Recorded data
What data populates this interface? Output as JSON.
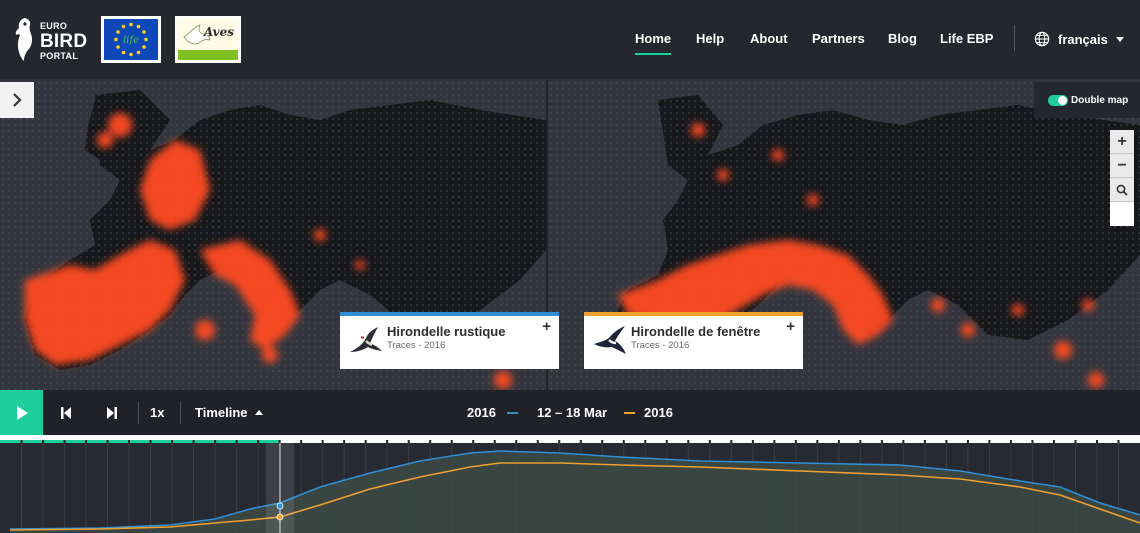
{
  "brand": {
    "line1": "EURO",
    "line2": "BIRD",
    "line3": "PORTAL"
  },
  "partners": {
    "eu_text": "life",
    "aves_text": "Aves"
  },
  "nav": {
    "items": [
      {
        "label": "Home",
        "active": true
      },
      {
        "label": "Help",
        "active": false
      },
      {
        "label": "About",
        "active": false
      },
      {
        "label": "Partners",
        "active": false
      },
      {
        "label": "Blog",
        "active": false
      },
      {
        "label": "Life EBP",
        "active": false
      }
    ],
    "language": "français"
  },
  "map": {
    "double_map_label": "Double map",
    "double_map_on": true,
    "zoom_in": "+",
    "zoom_out": "−",
    "species": [
      {
        "name": "Hirondelle rustique",
        "subtitle": "Traces - 2016",
        "color": "#2e8fd6"
      },
      {
        "name": "Hirondelle de fenêtre",
        "subtitle": "Traces - 2016",
        "color": "#f0a030"
      }
    ],
    "add_label": "+"
  },
  "controls": {
    "speed": "1x",
    "timeline_label": "Timeline",
    "year_left": "2016",
    "date_range": "12 – 18 Mar",
    "year_right": "2016"
  },
  "timeline": {
    "progress_fraction": 0.245,
    "current_week_fraction": 0.245,
    "series_colors": {
      "left": "#2e8fd6",
      "right": "#f0a030",
      "accent": "#1fcf9a"
    }
  }
}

Direction
From the entries above, list each line with "name" in it.

Solution to this exercise
        "name": "Hirondelle rustique",
        "name": "Hirondelle de fenêtre",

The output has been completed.